## Instructions for the task
Of the lines in the records that follow, how many include the word "bottom"? Answer with a bare number.

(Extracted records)
###

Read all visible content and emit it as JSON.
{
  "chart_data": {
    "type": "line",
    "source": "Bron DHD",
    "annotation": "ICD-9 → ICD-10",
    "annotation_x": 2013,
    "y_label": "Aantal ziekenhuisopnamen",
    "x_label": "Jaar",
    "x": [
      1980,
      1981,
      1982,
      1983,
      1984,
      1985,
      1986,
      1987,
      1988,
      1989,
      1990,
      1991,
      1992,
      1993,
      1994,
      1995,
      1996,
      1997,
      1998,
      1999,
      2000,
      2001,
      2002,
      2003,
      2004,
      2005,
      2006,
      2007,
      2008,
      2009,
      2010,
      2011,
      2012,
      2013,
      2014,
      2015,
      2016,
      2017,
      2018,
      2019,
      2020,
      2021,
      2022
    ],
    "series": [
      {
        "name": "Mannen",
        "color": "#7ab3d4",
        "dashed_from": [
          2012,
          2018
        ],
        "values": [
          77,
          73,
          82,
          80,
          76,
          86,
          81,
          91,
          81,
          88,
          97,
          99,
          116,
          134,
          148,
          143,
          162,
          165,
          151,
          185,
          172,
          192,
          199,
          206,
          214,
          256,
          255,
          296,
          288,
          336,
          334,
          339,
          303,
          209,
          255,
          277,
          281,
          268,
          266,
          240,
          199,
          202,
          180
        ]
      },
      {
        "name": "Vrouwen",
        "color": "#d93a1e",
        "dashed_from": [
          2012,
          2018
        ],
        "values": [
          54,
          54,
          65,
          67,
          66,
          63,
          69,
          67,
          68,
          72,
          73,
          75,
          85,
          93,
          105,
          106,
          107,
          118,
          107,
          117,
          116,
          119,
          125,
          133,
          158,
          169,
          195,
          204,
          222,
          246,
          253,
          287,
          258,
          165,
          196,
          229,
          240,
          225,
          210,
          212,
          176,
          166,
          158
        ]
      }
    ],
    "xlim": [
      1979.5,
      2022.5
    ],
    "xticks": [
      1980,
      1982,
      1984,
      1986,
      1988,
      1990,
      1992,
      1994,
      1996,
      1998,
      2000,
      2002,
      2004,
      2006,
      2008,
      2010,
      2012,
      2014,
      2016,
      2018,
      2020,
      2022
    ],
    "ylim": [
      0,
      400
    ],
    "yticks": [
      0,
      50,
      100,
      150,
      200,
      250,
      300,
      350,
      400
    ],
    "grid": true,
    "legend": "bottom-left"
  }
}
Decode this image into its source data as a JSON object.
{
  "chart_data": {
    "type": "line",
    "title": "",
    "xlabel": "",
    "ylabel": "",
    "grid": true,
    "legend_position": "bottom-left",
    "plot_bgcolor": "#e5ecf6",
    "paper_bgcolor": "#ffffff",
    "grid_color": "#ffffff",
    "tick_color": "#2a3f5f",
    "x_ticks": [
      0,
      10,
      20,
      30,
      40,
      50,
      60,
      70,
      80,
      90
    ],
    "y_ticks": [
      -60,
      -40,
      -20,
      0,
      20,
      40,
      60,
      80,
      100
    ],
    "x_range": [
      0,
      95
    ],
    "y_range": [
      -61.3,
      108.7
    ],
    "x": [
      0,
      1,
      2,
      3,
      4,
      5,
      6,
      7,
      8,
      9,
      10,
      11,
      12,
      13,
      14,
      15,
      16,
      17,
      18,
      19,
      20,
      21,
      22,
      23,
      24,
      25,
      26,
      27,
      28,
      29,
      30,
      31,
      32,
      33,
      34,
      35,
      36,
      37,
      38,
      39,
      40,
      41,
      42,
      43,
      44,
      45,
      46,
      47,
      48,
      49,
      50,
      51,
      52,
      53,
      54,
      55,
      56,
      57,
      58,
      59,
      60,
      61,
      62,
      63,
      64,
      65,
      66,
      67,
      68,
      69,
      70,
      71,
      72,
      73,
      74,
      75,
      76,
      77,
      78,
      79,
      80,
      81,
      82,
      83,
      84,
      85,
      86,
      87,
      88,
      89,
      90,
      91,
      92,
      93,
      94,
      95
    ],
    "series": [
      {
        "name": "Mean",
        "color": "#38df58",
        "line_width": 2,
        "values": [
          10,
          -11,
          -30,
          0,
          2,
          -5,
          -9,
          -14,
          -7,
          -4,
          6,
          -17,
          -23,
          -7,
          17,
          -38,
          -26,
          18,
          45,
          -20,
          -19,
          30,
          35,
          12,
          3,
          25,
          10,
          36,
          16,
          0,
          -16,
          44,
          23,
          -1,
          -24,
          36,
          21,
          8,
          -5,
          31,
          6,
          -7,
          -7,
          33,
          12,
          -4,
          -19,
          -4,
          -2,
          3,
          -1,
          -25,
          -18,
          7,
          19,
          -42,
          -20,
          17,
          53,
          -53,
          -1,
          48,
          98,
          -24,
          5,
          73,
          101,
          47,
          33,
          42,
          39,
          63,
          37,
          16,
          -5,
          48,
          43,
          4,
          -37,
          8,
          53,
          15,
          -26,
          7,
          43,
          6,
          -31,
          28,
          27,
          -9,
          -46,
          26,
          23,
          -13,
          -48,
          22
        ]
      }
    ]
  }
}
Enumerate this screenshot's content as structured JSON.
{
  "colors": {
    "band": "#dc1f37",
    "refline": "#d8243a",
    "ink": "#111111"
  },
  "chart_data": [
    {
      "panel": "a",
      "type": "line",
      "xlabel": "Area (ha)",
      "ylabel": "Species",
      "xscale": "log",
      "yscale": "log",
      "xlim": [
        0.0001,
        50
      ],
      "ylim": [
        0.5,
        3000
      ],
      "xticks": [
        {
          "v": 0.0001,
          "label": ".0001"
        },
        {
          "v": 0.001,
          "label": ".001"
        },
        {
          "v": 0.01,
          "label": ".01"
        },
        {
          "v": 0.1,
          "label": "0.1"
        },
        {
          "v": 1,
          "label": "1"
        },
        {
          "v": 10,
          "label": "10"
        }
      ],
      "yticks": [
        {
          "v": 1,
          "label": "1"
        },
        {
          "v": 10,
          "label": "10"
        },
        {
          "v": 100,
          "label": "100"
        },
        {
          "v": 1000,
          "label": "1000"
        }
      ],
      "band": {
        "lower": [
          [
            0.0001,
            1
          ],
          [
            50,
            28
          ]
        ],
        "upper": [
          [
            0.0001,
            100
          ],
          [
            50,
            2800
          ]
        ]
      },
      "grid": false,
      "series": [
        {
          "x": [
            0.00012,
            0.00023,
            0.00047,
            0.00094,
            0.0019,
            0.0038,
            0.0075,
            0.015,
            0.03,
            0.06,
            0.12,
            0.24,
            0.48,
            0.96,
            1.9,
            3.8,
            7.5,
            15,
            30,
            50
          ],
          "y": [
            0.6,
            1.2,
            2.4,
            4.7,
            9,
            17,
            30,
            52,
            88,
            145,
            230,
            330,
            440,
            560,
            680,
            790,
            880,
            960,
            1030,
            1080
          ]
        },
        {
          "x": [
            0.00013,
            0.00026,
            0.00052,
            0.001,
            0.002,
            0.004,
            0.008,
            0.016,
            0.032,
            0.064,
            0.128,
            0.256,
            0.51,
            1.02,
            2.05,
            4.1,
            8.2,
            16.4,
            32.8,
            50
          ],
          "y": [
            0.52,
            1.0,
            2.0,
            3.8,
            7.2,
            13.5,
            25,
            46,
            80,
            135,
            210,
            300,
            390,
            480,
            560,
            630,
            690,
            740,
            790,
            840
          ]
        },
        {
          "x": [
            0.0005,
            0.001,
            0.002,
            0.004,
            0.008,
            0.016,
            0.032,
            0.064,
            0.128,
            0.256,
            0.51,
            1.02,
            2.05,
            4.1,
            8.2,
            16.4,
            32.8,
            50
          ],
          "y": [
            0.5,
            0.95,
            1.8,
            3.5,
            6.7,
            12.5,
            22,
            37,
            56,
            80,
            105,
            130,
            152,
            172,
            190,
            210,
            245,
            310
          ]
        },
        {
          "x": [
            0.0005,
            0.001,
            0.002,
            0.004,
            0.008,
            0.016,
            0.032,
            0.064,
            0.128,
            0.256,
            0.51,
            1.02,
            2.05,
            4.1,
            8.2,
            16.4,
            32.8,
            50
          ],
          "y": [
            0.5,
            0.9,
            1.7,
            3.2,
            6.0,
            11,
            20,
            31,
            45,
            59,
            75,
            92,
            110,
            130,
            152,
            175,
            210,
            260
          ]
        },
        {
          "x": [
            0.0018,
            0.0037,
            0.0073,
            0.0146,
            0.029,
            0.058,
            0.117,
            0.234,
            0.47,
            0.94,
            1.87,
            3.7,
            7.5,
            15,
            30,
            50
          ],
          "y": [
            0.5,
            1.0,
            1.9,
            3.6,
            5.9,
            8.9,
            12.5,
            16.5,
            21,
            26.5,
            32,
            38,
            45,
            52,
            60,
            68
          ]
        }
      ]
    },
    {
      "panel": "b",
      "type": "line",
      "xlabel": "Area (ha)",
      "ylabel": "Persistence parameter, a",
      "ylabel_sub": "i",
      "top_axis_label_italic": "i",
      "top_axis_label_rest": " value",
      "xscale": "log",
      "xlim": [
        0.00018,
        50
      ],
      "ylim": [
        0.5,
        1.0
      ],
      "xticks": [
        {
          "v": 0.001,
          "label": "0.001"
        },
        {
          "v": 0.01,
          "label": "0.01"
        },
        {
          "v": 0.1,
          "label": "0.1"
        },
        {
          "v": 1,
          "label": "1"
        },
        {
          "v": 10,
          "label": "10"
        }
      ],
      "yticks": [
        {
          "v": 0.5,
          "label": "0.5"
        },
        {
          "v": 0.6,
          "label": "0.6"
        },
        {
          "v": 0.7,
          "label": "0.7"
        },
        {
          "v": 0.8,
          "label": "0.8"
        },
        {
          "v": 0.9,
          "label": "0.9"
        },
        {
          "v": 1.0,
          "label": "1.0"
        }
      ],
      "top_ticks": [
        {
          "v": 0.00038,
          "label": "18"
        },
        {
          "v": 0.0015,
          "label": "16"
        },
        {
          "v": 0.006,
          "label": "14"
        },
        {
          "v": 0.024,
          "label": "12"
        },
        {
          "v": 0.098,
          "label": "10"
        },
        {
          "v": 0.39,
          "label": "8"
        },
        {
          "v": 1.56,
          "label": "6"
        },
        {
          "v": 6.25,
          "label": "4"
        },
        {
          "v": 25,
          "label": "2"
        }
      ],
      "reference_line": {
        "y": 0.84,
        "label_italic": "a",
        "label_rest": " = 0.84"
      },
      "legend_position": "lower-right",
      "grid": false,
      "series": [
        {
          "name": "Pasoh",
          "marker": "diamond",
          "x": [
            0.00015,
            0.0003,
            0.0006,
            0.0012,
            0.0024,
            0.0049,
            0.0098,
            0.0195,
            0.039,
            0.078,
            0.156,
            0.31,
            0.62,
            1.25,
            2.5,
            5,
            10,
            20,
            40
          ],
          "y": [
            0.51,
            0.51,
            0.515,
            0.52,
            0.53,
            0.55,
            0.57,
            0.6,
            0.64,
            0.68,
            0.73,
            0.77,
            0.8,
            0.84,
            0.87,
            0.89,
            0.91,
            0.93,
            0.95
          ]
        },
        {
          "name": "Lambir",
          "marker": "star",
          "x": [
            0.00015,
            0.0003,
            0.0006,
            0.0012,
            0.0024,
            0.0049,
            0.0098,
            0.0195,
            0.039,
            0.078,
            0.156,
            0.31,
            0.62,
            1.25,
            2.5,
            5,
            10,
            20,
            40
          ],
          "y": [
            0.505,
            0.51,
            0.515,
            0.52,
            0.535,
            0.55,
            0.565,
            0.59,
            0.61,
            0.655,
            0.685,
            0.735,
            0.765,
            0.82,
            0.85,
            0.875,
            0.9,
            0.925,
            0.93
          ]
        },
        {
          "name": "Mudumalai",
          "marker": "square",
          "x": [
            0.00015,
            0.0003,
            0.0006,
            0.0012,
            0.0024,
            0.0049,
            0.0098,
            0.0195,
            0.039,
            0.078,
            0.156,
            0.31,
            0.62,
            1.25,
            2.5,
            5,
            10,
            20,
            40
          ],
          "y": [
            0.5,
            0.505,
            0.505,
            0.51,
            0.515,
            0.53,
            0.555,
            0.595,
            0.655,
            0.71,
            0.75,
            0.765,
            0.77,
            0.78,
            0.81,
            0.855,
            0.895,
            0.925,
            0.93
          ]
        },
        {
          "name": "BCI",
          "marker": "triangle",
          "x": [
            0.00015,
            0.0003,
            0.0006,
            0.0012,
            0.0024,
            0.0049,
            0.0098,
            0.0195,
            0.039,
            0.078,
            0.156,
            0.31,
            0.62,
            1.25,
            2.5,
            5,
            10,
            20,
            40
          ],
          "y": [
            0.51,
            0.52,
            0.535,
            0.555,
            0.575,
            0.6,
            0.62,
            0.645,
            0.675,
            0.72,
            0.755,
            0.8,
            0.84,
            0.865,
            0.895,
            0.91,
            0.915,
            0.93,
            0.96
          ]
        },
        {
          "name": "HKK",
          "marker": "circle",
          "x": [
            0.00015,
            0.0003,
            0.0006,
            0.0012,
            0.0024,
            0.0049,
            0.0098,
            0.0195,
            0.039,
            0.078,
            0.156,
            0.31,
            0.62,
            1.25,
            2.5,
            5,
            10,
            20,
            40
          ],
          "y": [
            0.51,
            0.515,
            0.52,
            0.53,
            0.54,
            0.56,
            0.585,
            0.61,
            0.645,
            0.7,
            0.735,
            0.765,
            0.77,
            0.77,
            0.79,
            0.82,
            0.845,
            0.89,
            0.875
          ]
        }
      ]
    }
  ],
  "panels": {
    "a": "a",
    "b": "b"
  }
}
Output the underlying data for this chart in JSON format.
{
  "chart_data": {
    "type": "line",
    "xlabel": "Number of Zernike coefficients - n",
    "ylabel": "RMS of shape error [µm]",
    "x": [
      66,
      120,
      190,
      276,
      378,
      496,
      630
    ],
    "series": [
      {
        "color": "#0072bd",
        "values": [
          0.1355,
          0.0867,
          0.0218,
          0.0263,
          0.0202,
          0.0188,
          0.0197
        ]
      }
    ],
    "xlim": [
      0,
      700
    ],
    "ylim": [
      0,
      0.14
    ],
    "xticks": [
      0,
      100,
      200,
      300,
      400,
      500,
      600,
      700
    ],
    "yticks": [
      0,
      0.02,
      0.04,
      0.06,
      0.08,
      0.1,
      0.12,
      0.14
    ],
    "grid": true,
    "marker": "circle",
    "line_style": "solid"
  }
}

###

## Task solution
2